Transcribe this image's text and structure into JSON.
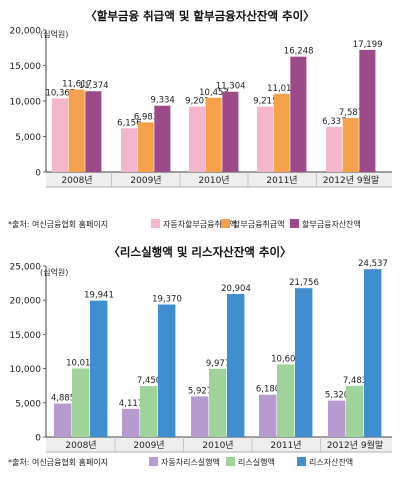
{
  "chart_data": [
    {
      "type": "bar",
      "title": "〈할부금융 취급액 및 할부금융자산잔액 추이〉",
      "ylabel": "(십억원)",
      "ylim": [
        0,
        20000
      ],
      "yticks": [
        "0",
        "5,000",
        "10,000",
        "15,000",
        "20,000"
      ],
      "categories": [
        "2008년",
        "2009년",
        "2010년",
        "2011년",
        "2012년 9월말"
      ],
      "series": [
        {
          "name": "자동차할부금융취급액",
          "values": [
            10365,
            6156,
            9201,
            9215,
            6337
          ],
          "labels": [
            "10,365",
            "6,156",
            "9,201",
            "9,215",
            "6,337"
          ],
          "color": "#f4b6cc"
        },
        {
          "name": "할부금융취급액",
          "values": [
            11617,
            6983,
            10453,
            11018,
            7587
          ],
          "labels": [
            "11,617",
            "6,983",
            "10,453",
            "11,018",
            "7,587"
          ],
          "color": "#f5a04a"
        },
        {
          "name": "할부금융자산잔액",
          "values": [
            11374,
            9334,
            11304,
            16248,
            17199
          ],
          "labels": [
            "11,374",
            "9,334",
            "11,304",
            "16,248",
            "17,199"
          ],
          "color": "#9c4a8a"
        }
      ],
      "source": "*출처: 여신금융협회 홈페이지"
    },
    {
      "type": "bar",
      "title": "〈리스실행액 및 리스자산잔액 추이〉",
      "ylabel": "(십억원)",
      "ylim": [
        0,
        25000
      ],
      "yticks": [
        "0",
        "5,000",
        "10,000",
        "15,000",
        "20,000",
        "25,000"
      ],
      "categories": [
        "2008년",
        "2009년",
        "2010년",
        "2011년",
        "2012년 9월말"
      ],
      "series": [
        {
          "name": "자동차리스실행액",
          "values": [
            4885,
            4117,
            5927,
            6180,
            5320
          ],
          "labels": [
            "4,885",
            "4,117",
            "5,927",
            "6,180",
            "5,320"
          ],
          "color": "#b79bd0"
        },
        {
          "name": "리스실행액",
          "values": [
            10017,
            7450,
            9977,
            10602,
            7483
          ],
          "labels": [
            "10,017",
            "7,450",
            "9,977",
            "10,602",
            "7,483"
          ],
          "color": "#9fd39a"
        },
        {
          "name": "리스자산잔액",
          "values": [
            19941,
            19370,
            20904,
            21756,
            24537
          ],
          "labels": [
            "19,941",
            "19,370",
            "20,904",
            "21,756",
            "24,537"
          ],
          "color": "#3f8fd0"
        }
      ],
      "source": "*출처: 여신금융협회 홈페이지"
    }
  ]
}
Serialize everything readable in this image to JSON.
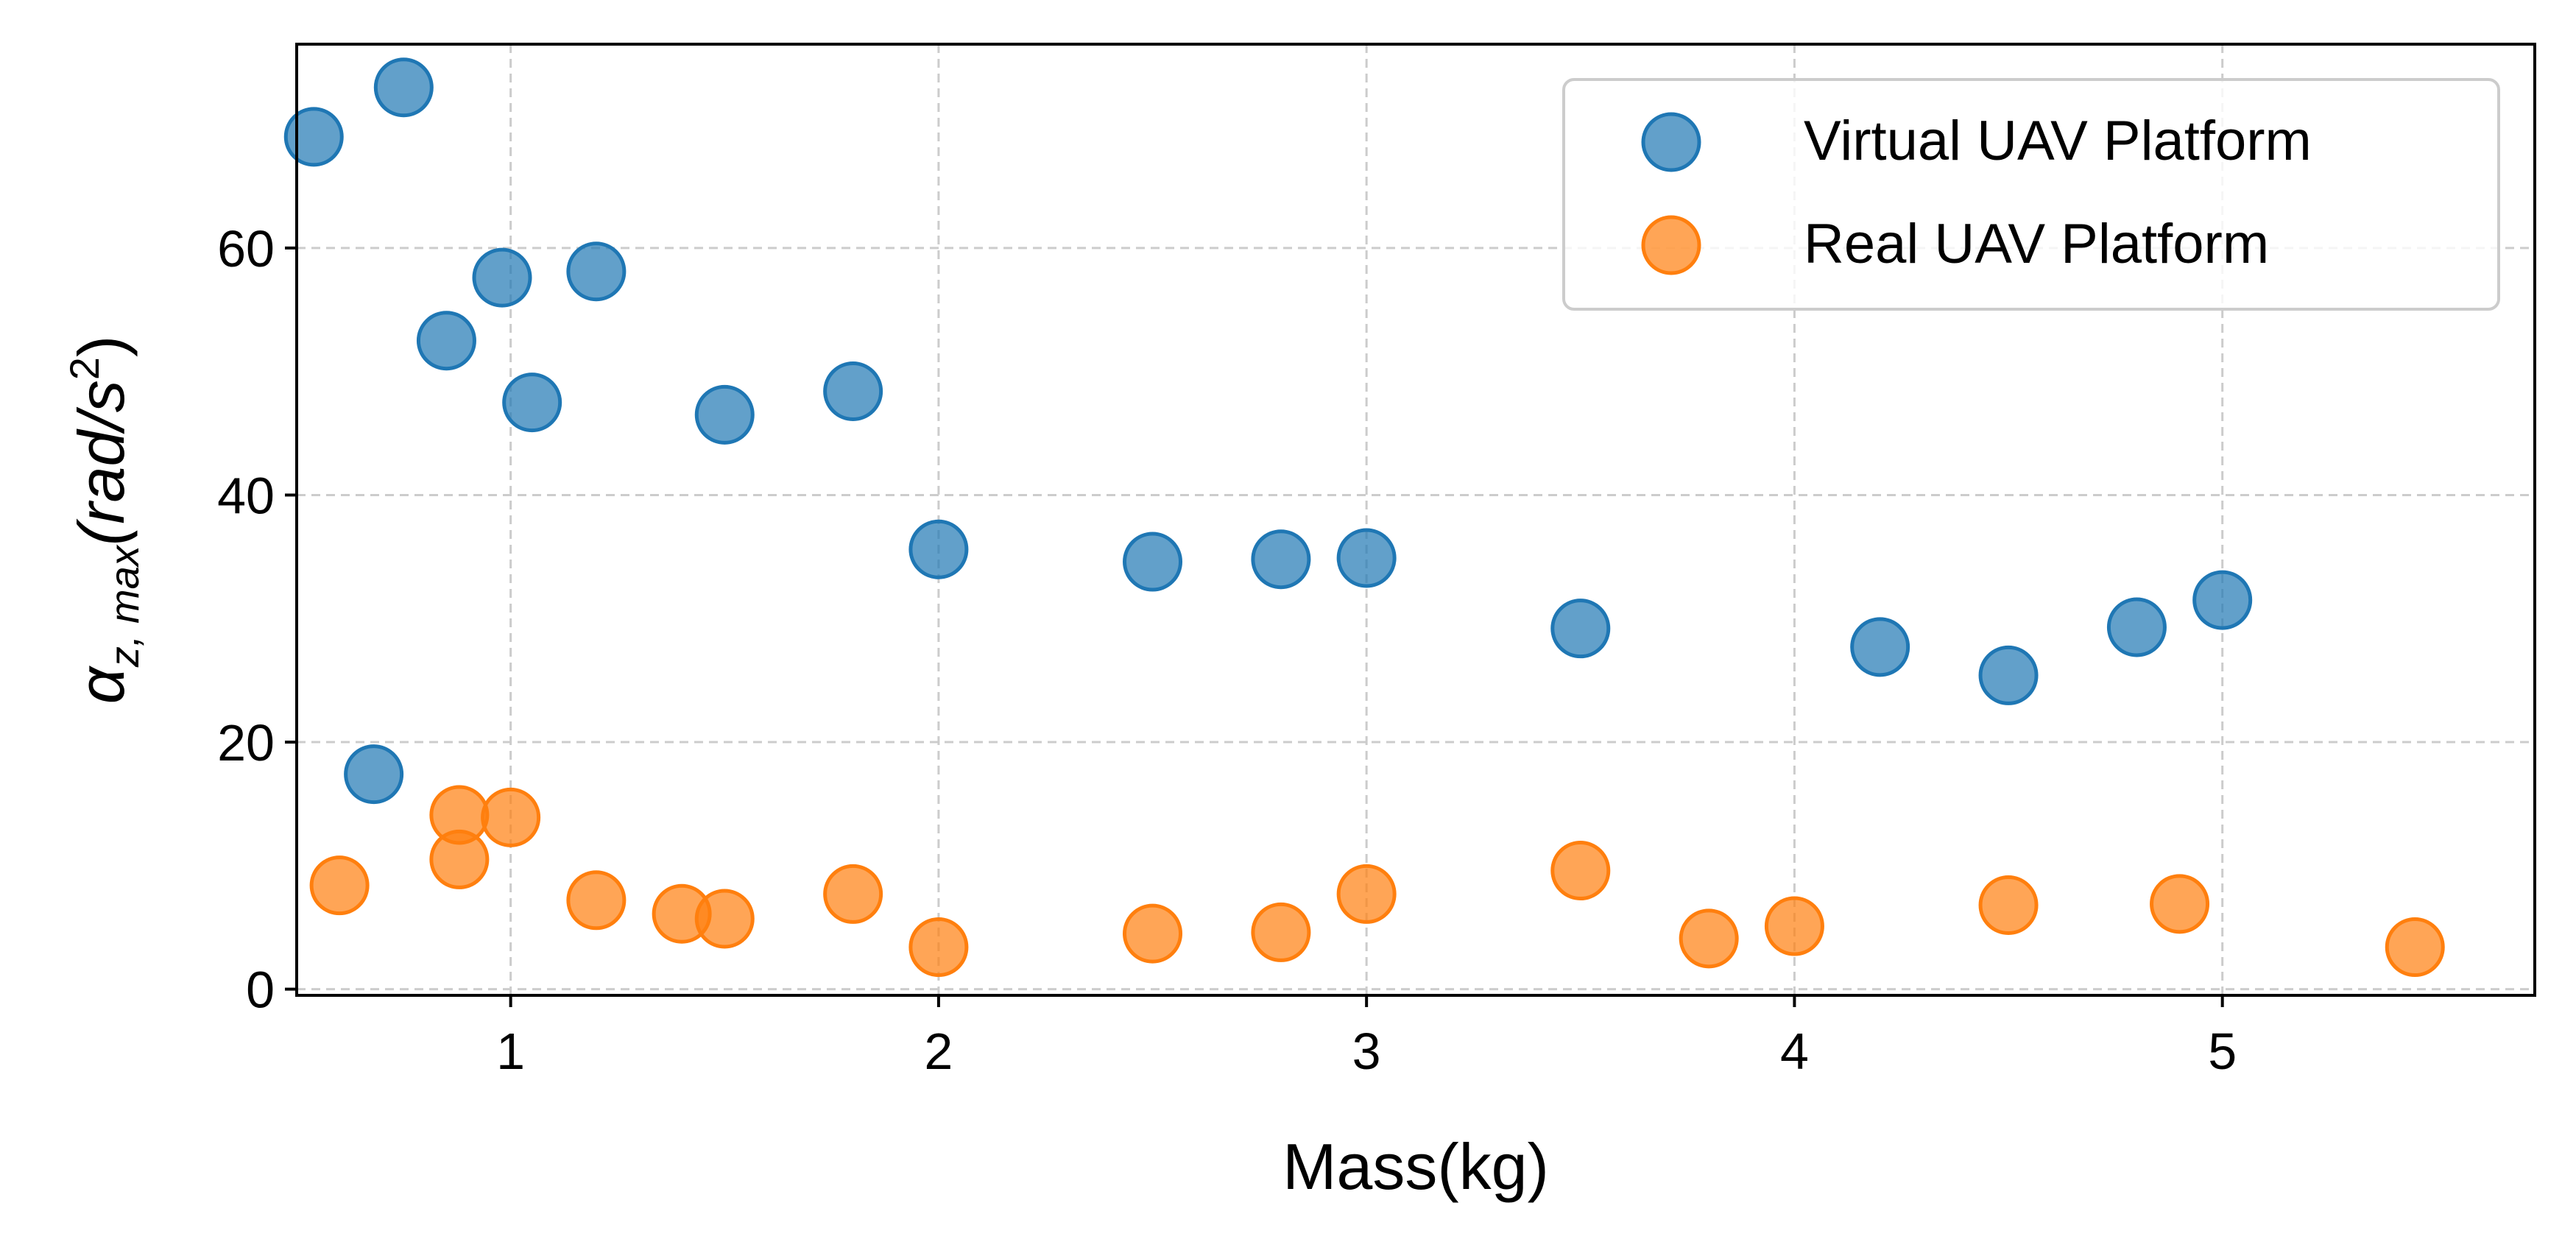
{
  "chart_data": {
    "type": "scatter",
    "xlabel": "Mass(kg)",
    "ylabel": {
      "symbol": "α",
      "subscript": "z, max",
      "units": "(rad/s",
      "power": "2",
      "close": ")"
    },
    "xlim": [
      0.5,
      5.73
    ],
    "ylim": [
      -0.5,
      76.5
    ],
    "xticks": [
      1,
      2,
      3,
      4,
      5
    ],
    "yticks": [
      0,
      20,
      40,
      60
    ],
    "grid": true,
    "grid_style": "dashed",
    "legend_position": "top-right",
    "series": [
      {
        "name": "Virtual UAV Platform",
        "color": "#1f77b4",
        "points": [
          [
            0.54,
            69.0
          ],
          [
            0.75,
            73.0
          ],
          [
            0.85,
            52.5
          ],
          [
            0.98,
            57.6
          ],
          [
            1.05,
            47.5
          ],
          [
            1.2,
            58.1
          ],
          [
            1.5,
            46.5
          ],
          [
            1.8,
            48.4
          ],
          [
            2.0,
            35.6
          ],
          [
            2.5,
            34.6
          ],
          [
            2.8,
            34.8
          ],
          [
            3.0,
            34.9
          ],
          [
            3.5,
            29.2
          ],
          [
            4.2,
            27.7
          ],
          [
            4.5,
            25.4
          ],
          [
            4.8,
            29.3
          ],
          [
            5.0,
            31.5
          ],
          [
            0.68,
            17.4
          ]
        ]
      },
      {
        "name": "Real UAV Platform",
        "color": "#ff7f0e",
        "points": [
          [
            0.6,
            8.4
          ],
          [
            0.88,
            14.1
          ],
          [
            0.88,
            10.5
          ],
          [
            1.0,
            13.9
          ],
          [
            1.2,
            7.2
          ],
          [
            1.4,
            6.1
          ],
          [
            1.5,
            5.7
          ],
          [
            1.8,
            7.7
          ],
          [
            2.0,
            3.4
          ],
          [
            2.5,
            4.5
          ],
          [
            2.8,
            4.6
          ],
          [
            3.0,
            7.7
          ],
          [
            3.5,
            9.6
          ],
          [
            3.8,
            4.1
          ],
          [
            4.0,
            5.1
          ],
          [
            4.5,
            6.8
          ],
          [
            4.9,
            6.9
          ],
          [
            5.45,
            3.4
          ]
        ]
      }
    ]
  }
}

════════════════════

» **EXERCISE PROMPT**:
The records above must be transcribed exactly. Pictures are left out of the copy.

» **RESPONSE TO THE EXERCISE**:
Transcribe this image's text and structure into JSON.
{
  "chart_data": [
    {
      "type": "bar",
      "title": "〈할부금융 취급액 및 할부금융자산잔액 추이〉",
      "ylabel": "(십억원)",
      "ylim": [
        0,
        20000
      ],
      "yticks": [
        "0",
        "5,000",
        "10,000",
        "15,000",
        "20,000"
      ],
      "categories": [
        "2008년",
        "2009년",
        "2010년",
        "2011년",
        "2012년 9월말"
      ],
      "series": [
        {
          "name": "자동차할부금융취급액",
          "values": [
            10365,
            6156,
            9201,
            9215,
            6337
          ],
          "labels": [
            "10,365",
            "6,156",
            "9,201",
            "9,215",
            "6,337"
          ],
          "color": "#f4b6cc"
        },
        {
          "name": "할부금융취급액",
          "values": [
            11617,
            6983,
            10453,
            11018,
            7587
          ],
          "labels": [
            "11,617",
            "6,983",
            "10,453",
            "11,018",
            "7,587"
          ],
          "color": "#f5a04a"
        },
        {
          "name": "할부금융자산잔액",
          "values": [
            11374,
            9334,
            11304,
            16248,
            17199
          ],
          "labels": [
            "11,374",
            "9,334",
            "11,304",
            "16,248",
            "17,199"
          ],
          "color": "#9c4a8a"
        }
      ],
      "source": "*출처: 여신금융협회 홈페이지"
    },
    {
      "type": "bar",
      "title": "〈리스실행액 및 리스자산잔액 추이〉",
      "ylabel": "(십억원)",
      "ylim": [
        0,
        25000
      ],
      "yticks": [
        "0",
        "5,000",
        "10,000",
        "15,000",
        "20,000",
        "25,000"
      ],
      "categories": [
        "2008년",
        "2009년",
        "2010년",
        "2011년",
        "2012년 9월말"
      ],
      "series": [
        {
          "name": "자동차리스실행액",
          "values": [
            4885,
            4117,
            5927,
            6180,
            5320
          ],
          "labels": [
            "4,885",
            "4,117",
            "5,927",
            "6,180",
            "5,320"
          ],
          "color": "#b79bd0"
        },
        {
          "name": "리스실행액",
          "values": [
            10017,
            7450,
            9977,
            10602,
            7483
          ],
          "labels": [
            "10,017",
            "7,450",
            "9,977",
            "10,602",
            "7,483"
          ],
          "color": "#9fd39a"
        },
        {
          "name": "리스자산잔액",
          "values": [
            19941,
            19370,
            20904,
            21756,
            24537
          ],
          "labels": [
            "19,941",
            "19,370",
            "20,904",
            "21,756",
            "24,537"
          ],
          "color": "#3f8fd0"
        }
      ],
      "source": "*출처: 여신금융협회 홈페이지"
    }
  ]
}
Serialize everything readable in this image to JSON.
{
  "chart_data": {
    "type": "scatter",
    "xlabel": "Mass(kg)",
    "ylabel": {
      "symbol": "α",
      "subscript": "z, max",
      "units": "(rad/s",
      "power": "2",
      "close": ")"
    },
    "xlim": [
      0.5,
      5.73
    ],
    "ylim": [
      -0.5,
      76.5
    ],
    "xticks": [
      1,
      2,
      3,
      4,
      5
    ],
    "yticks": [
      0,
      20,
      40,
      60
    ],
    "grid": true,
    "grid_style": "dashed",
    "legend_position": "top-right",
    "series": [
      {
        "name": "Virtual UAV Platform",
        "color": "#1f77b4",
        "points": [
          [
            0.54,
            69.0
          ],
          [
            0.75,
            73.0
          ],
          [
            0.85,
            52.5
          ],
          [
            0.98,
            57.6
          ],
          [
            1.05,
            47.5
          ],
          [
            1.2,
            58.1
          ],
          [
            1.5,
            46.5
          ],
          [
            1.8,
            48.4
          ],
          [
            2.0,
            35.6
          ],
          [
            2.5,
            34.6
          ],
          [
            2.8,
            34.8
          ],
          [
            3.0,
            34.9
          ],
          [
            3.5,
            29.2
          ],
          [
            4.2,
            27.7
          ],
          [
            4.5,
            25.4
          ],
          [
            4.8,
            29.3
          ],
          [
            5.0,
            31.5
          ],
          [
            0.68,
            17.4
          ]
        ]
      },
      {
        "name": "Real UAV Platform",
        "color": "#ff7f0e",
        "points": [
          [
            0.6,
            8.4
          ],
          [
            0.88,
            14.1
          ],
          [
            0.88,
            10.5
          ],
          [
            1.0,
            13.9
          ],
          [
            1.2,
            7.2
          ],
          [
            1.4,
            6.1
          ],
          [
            1.5,
            5.7
          ],
          [
            1.8,
            7.7
          ],
          [
            2.0,
            3.4
          ],
          [
            2.5,
            4.5
          ],
          [
            2.8,
            4.6
          ],
          [
            3.0,
            7.7
          ],
          [
            3.5,
            9.6
          ],
          [
            3.8,
            4.1
          ],
          [
            4.0,
            5.1
          ],
          [
            4.5,
            6.8
          ],
          [
            4.9,
            6.9
          ],
          [
            5.45,
            3.4
          ]
        ]
      }
    ]
  }
}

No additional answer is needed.